WHAT IS REQUIRED:
In the text about Holiday Creations' export software, why did the project take more than one year?
Start of TEXT EXCERPT
Holiday Creations started implementing the ExportManagerQW system in January 2006 and went live in February 2007. The project took more than one year because company officials decided to build their product database – with its thousands of SKUs – from scratch, rather than import it from their legacy system.

“We had a lot of old information in that database,” Scala says. Editing it would have taken even longer than re-creating it.

Some companies, however, get the system up and running in as little as six weeks. Once a company decides to implement TradeMasterQW, QuestaWeb performs a gap analysis to determine which business processes the system can accommodate out of the box and what QuestaWeb needs to customize.

QuestaWeb also determines how to integrate TradeMasterQW with the company’s enterprise resource planning (ERP) system or other legacy software.

QuestaWeb had to modify some functions to fit Holiday Creations’ export process.

The software had to take several customers’ orders from the accounting system and combine them into one purchase order for the factory in China.

Then, when the products were complete, it had to break that factory order back into separate customer orders so it could prepare export documents for each shipment.

“That step presented the biggest challenge,” Slossberg says.

Because the necessary information was available in the database, though, it wasn’t difficult to modify the process. Now that QuestaWeb has added this capability, other companies have started using it.

Integration with Holiday Creations’ accounting system is still in the planning stage. In the first year of using ExportManagerQW, staff moved data manually between the two systems.

“This year we’ll make that bridge automatic,” Scala says.

One big change the new system has brought so far has been eliminating redundant effort. When the staff in Denver enters new orders, that information becomes available immediately to the staff in Hong Kong, with no need for them to enter the information again or transmit it via e-mail.

Along with initial orders, the staff also can enter changes to orders and make them visible to everyone immediately. That’s especially important when customers send not firm orders, but forecasts.
End of TEXT EXCERPT
Start of DATASET ENTRIES
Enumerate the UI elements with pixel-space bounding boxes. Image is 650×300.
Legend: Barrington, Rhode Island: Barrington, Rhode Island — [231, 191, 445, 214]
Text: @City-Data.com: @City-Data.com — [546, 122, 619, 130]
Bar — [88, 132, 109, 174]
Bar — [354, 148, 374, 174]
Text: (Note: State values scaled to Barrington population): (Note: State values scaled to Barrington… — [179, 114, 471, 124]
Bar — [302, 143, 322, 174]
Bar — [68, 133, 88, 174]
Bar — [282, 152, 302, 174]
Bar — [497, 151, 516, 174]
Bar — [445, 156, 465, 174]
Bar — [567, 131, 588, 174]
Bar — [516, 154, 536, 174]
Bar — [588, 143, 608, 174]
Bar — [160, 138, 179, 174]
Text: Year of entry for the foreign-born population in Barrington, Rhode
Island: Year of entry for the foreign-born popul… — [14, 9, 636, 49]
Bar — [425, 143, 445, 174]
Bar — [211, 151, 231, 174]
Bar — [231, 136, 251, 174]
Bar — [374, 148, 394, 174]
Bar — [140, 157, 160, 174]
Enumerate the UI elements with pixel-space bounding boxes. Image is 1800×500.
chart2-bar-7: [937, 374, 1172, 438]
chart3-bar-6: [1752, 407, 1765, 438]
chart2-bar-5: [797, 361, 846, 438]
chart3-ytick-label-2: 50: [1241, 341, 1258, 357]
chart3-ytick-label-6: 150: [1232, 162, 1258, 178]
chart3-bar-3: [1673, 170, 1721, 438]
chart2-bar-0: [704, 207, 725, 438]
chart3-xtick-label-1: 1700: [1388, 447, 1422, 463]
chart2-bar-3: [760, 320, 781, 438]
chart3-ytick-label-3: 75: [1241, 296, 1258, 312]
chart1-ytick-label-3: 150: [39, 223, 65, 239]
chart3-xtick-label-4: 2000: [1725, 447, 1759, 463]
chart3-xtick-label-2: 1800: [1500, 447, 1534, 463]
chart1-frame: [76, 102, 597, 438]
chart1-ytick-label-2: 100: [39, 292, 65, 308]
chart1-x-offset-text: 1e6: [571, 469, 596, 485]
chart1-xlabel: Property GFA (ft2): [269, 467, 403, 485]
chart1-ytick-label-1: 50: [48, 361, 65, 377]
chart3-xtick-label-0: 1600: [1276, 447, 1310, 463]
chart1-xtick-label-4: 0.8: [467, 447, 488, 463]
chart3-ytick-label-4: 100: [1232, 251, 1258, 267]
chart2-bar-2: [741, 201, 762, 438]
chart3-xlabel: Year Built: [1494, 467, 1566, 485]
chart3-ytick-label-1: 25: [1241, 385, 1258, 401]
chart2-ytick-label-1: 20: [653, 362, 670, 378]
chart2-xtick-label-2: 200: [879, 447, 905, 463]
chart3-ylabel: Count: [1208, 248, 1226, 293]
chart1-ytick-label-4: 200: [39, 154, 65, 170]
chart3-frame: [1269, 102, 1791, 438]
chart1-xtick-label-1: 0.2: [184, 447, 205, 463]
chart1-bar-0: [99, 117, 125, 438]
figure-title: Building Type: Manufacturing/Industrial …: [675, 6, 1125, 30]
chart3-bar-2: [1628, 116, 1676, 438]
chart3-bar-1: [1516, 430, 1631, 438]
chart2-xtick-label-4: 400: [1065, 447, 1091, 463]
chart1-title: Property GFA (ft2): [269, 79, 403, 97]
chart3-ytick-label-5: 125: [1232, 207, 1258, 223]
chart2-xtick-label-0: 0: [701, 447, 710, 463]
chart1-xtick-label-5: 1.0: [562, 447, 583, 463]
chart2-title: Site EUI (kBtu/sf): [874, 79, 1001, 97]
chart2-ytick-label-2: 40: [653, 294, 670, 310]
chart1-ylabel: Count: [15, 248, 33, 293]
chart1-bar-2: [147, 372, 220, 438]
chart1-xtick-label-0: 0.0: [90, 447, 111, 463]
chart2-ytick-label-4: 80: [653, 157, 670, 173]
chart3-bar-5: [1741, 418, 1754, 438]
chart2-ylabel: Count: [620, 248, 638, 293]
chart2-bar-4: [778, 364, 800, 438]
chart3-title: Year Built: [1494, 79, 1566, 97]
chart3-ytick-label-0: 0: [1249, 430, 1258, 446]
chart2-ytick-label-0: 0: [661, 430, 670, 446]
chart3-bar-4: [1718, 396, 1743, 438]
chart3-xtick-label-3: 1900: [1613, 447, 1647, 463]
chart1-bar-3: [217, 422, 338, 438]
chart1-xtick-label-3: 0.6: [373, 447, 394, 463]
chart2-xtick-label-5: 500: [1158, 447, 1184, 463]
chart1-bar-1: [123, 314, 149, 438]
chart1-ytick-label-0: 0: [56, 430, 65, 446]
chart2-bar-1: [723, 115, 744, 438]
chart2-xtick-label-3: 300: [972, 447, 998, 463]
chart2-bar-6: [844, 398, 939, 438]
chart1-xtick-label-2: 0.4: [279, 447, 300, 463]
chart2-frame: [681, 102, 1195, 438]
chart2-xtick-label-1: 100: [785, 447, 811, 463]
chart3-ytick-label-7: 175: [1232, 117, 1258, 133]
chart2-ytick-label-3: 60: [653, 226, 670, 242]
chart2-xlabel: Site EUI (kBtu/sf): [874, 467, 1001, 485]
End of DATASET ENTRIES
RESULT FOR THIS TASK:
Company officials decided to build their product database, with its thousands of SKUs, from scratch rather than import it from their legacy system.